(begin)

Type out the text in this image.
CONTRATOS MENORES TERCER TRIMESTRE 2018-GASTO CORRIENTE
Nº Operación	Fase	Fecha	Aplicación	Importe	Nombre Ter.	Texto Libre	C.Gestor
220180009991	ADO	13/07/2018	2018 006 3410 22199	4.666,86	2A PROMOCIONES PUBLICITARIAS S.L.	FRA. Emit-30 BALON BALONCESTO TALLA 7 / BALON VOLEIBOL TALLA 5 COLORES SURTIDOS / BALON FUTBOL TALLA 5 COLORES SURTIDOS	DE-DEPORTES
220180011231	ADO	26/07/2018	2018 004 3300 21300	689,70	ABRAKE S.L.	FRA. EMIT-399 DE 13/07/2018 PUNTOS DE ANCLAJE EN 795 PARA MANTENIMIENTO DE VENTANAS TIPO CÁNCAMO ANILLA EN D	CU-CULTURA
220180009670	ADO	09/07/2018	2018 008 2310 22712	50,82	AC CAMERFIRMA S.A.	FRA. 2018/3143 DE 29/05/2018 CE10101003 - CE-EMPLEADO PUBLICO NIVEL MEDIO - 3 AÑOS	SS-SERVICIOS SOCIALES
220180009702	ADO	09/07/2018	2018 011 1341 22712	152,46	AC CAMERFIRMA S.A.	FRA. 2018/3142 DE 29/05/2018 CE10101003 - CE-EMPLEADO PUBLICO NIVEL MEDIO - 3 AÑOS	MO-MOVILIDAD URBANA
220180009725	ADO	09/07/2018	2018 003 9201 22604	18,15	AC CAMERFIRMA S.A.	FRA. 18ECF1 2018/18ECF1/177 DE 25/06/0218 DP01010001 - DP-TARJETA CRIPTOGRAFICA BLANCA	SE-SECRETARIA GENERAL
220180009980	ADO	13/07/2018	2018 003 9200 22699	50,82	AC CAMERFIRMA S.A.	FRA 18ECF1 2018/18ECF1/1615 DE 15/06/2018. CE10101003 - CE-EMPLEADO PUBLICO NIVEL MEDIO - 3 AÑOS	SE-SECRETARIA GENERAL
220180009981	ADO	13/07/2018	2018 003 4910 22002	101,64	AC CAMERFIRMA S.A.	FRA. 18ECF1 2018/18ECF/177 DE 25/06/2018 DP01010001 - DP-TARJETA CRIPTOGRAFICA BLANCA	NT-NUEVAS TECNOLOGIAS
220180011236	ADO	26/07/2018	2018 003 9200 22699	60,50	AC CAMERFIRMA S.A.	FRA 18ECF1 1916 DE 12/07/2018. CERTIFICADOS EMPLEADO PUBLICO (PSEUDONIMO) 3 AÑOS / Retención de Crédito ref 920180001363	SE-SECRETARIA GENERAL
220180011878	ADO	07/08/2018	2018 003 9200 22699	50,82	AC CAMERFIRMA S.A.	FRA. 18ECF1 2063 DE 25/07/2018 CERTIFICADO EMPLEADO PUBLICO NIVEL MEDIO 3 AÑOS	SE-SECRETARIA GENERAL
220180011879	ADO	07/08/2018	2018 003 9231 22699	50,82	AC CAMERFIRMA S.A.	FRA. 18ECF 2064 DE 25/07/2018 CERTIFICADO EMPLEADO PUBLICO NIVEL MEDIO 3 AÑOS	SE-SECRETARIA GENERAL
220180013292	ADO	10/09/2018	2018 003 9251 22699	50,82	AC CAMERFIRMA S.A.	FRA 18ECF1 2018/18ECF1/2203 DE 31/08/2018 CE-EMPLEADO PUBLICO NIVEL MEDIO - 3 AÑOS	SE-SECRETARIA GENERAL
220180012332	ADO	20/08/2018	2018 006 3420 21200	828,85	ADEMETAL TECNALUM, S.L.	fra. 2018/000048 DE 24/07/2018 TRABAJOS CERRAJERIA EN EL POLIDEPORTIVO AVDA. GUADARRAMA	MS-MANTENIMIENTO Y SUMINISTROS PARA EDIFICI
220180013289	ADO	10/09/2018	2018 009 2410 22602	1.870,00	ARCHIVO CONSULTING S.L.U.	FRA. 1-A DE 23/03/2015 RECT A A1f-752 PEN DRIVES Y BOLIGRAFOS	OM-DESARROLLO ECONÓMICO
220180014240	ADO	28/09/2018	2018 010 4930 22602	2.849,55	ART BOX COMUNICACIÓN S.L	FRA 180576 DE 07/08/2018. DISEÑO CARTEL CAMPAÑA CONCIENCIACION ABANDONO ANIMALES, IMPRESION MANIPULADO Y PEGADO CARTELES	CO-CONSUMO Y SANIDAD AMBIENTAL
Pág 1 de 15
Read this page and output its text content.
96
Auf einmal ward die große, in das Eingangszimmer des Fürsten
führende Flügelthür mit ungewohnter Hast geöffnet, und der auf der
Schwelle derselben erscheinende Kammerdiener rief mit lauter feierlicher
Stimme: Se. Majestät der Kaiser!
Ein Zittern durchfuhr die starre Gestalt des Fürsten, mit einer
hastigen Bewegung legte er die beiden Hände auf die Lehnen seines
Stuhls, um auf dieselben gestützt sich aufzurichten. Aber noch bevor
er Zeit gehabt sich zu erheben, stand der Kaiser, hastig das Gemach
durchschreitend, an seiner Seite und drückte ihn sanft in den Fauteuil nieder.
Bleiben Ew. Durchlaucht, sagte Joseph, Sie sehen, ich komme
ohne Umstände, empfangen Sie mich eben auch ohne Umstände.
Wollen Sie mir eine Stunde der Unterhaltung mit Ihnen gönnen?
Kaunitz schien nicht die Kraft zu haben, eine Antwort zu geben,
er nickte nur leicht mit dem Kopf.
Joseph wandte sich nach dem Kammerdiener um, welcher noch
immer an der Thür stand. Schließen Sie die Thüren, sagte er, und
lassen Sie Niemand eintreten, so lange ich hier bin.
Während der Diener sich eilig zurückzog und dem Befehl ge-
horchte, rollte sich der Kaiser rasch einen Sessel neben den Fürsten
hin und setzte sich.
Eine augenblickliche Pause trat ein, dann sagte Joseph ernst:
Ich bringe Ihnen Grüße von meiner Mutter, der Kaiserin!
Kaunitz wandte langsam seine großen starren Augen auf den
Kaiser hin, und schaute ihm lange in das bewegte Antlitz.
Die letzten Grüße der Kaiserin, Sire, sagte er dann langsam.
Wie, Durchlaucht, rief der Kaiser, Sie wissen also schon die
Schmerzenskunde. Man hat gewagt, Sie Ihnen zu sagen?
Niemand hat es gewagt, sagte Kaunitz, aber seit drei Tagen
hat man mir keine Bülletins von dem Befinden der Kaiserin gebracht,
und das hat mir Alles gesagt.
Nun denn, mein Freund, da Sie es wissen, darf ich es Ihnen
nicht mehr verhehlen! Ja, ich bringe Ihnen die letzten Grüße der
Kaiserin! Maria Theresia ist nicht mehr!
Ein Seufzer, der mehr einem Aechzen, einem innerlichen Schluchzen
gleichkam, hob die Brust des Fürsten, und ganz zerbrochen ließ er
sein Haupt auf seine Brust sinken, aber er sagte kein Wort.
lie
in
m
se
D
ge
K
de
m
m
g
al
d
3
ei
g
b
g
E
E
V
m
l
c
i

(end)

**What you are asked to do**
Extract the data in full. Keep it word for word.

**Result**
Type out the text in this image.
CONTRATOS MENORES TERCER TRIMESTRE 2018-GASTO CORRIENTE
Nº Operación	Fase	Fecha	Aplicación	Importe	Nombre Ter.	Texto Libre	C.Gestor
220180009991	ADO	13/07/2018	2018 006 3410 22199	4.666,86	2A PROMOCIONES PUBLICITARIAS S.L.	FRA. Emit-30 BALON BALONCESTO TALLA 7 / BALON VOLEIBOL TALLA 5 COLORES SURTIDOS / BALON FUTBOL TALLA 5 COLORES SURTIDOS	DE-DEPORTES
220180011231	ADO	26/07/2018	2018 004 3300 21300	689,70	ABRAKE S.L.	FRA. EMIT-399 DE 13/07/2018 PUNTOS DE ANCLAJE EN 795 PARA MANTENIMIENTO DE VENTANAS TIPO CÁNCAMO ANILLA EN D	CU-CULTURA
220180009670	ADO	09/07/2018	2018 008 2310 22712	50,82	AC CAMERFIRMA S.A.	FRA. 2018/3143 DE 29/05/2018 CE10101003 - CE-EMPLEADO PUBLICO NIVEL MEDIO - 3 AÑOS	SS-SERVICIOS SOCIALES
220180009702	ADO	09/07/2018	2018 011 1341 22712	152,46	AC CAMERFIRMA S.A.	FRA. 2018/3142 DE 29/05/2018 CE10101003 - CE-EMPLEADO PUBLICO NIVEL MEDIO - 3 AÑOS	MO-MOVILIDAD URBANA
220180009725	ADO	09/07/2018	2018 003 9201 22604	18,15	AC CAMERFIRMA S.A.	FRA. 18ECF1 2018/18ECF1/177 DE 25/06/0218 DP01010001 - DP-TARJETA CRIPTOGRAFICA BLANCA	SE-SECRETARIA GENERAL
220180009980	ADO	13/07/2018	2018 003 9200 22699	50,82	AC CAMERFIRMA S.A.	FRA 18ECF1 2018/18ECF1/1615 DE 15/06/2018. CE10101003 - CE-EMPLEADO PUBLICO NIVEL MEDIO - 3 AÑOS	SE-SECRETARIA GENERAL
220180009981	ADO	13/07/2018	2018 003 4910 22002	101,64	AC CAMERFIRMA S.A.	FRA. 18ECF1 2018/18ECF/177 DE 25/06/2018 DP01010001 - DP-TARJETA CRIPTOGRAFICA BLANCA	NT-NUEVAS TECNOLOGIAS
220180011236	ADO	26/07/2018	2018 003 9200 22699	60,50	AC CAMERFIRMA S.A.	FRA 18ECF1 1916 DE 12/07/2018. CERTIFICADOS EMPLEADO PUBLICO (PSEUDONIMO) 3 AÑOS / Retención de Crédito ref 920180001363	SE-SECRETARIA GENERAL
220180011878	ADO	07/08/2018	2018 003 9200 22699	50,82	AC CAMERFIRMA S.A.	FRA. 18ECF1 2063 DE 25/07/2018 CERTIFICADO EMPLEADO PUBLICO NIVEL MEDIO 3 AÑOS	SE-SECRETARIA GENERAL
220180011879	ADO	07/08/2018	2018 003 9231 22699	50,82	AC CAMERFIRMA S.A.	FRA. 18ECF 2064 DE 25/07/2018 CERTIFICADO EMPLEADO PUBLICO NIVEL MEDIO 3 AÑOS	SE-SECRETARIA GENERAL
220180013292	ADO	10/09/2018	2018 003 9251 22699	50,82	AC CAMERFIRMA S.A.	FRA 18ECF1 2018/18ECF1/2203 DE 31/08/2018 CE-EMPLEADO PUBLICO NIVEL MEDIO - 3 AÑOS	SE-SECRETARIA GENERAL
220180012332	ADO	20/08/2018	2018 006 3420 21200	828,85	ADEMETAL TECNALUM, S.L.	fra. 2018/000048 DE 24/07/2018 TRABAJOS CERRAJERIA EN EL POLIDEPORTIVO AVDA. GUADARRAMA	MS-MANTENIMIENTO Y SUMINISTROS PARA EDIFICI
220180013289	ADO	10/09/2018	2018 009 2410 22602	1.870,00	ARCHIVO CONSULTING S.L.U.	FRA. 1-A DE 23/03/2015 RECT A A1f-752 PEN DRIVES Y BOLIGRAFOS	OM-DESARROLLO ECONÓMICO
220180014240	ADO	28/09/2018	2018 010 4930 22602	2.849,55	ART BOX COMUNICACIÓN S.L	FRA 180576 DE 07/08/2018. DISEÑO CARTEL CAMPAÑA CONCIENCIACION ABANDONO ANIMALES, IMPRESION MANIPULADO Y PEGADO CARTELES	CO-CONSUMO Y SANIDAD AMBIENTAL
Pág 1 de 15
Read this page and output its text content.
96
Auf einmal ward die große, in das Eingangszimmer des Fürsten
führende Flügelthür mit ungewohnter Hast geöffnet, und der auf der
Schwelle derselben erscheinende Kammerdiener rief mit lauter feierlicher
Stimme: Se. Majestät der Kaiser!
Ein Zittern durchfuhr die starre Gestalt des Fürsten, mit einer
hastigen Bewegung legte er die beiden Hände auf die Lehnen seines
Stuhls, um auf dieselben gestützt sich aufzurichten. Aber noch bevor
er Zeit gehabt sich zu erheben, stand der Kaiser, hastig das Gemach
durchschreitend, an seiner Seite und drückte ihn sanft in den Fauteuil nieder.
Bleiben Ew. Durchlaucht, sagte Joseph, Sie sehen, ich komme
ohne Umstände, empfangen Sie mich eben auch ohne Umstände.
Wollen Sie mir eine Stunde der Unterhaltung mit Ihnen gönnen?
Kaunitz schien nicht die Kraft zu haben, eine Antwort zu geben,
er nickte nur leicht mit dem Kopf.
Joseph wandte sich nach dem Kammerdiener um, welcher noch
immer an der Thür stand. Schließen Sie die Thüren, sagte er, und
lassen Sie Niemand eintreten, so lange ich hier bin.
Während der Diener sich eilig zurückzog und dem Befehl ge-
horchte, rollte sich der Kaiser rasch einen Sessel neben den Fürsten
hin und setzte sich.
Eine augenblickliche Pause trat ein, dann sagte Joseph ernst:
Ich bringe Ihnen Grüße von meiner Mutter, der Kaiserin!
Kaunitz wandte langsam seine großen starren Augen auf den
Kaiser hin, und schaute ihm lange in das bewegte Antlitz.
Die letzten Grüße der Kaiserin, Sire, sagte er dann langsam.
Wie, Durchlaucht, rief der Kaiser, Sie wissen also schon die
Schmerzenskunde. Man hat gewagt, Sie Ihnen zu sagen?
Niemand hat es gewagt, sagte Kaunitz, aber seit drei Tagen
hat man mir keine Bülletins von dem Befinden der Kaiserin gebracht,
und das hat mir Alles gesagt.
Nun denn, mein Freund, da Sie es wissen, darf ich es Ihnen
nicht mehr verhehlen! Ja, ich bringe Ihnen die letzten Grüße der
Kaiserin! Maria Theresia ist nicht mehr!
Ein Seufzer, der mehr einem Aechzen, einem innerlichen Schluchzen
gleichkam, hob die Brust des Fürsten, und ganz zerbrochen ließ er
sein Haupt auf seine Brust sinken, aber er sagte kein Wort.
lie
in
m
se
D
ge
K
de
m
m
g
al
d
3
ei
g
b
g
E
E
V
m
l
c
i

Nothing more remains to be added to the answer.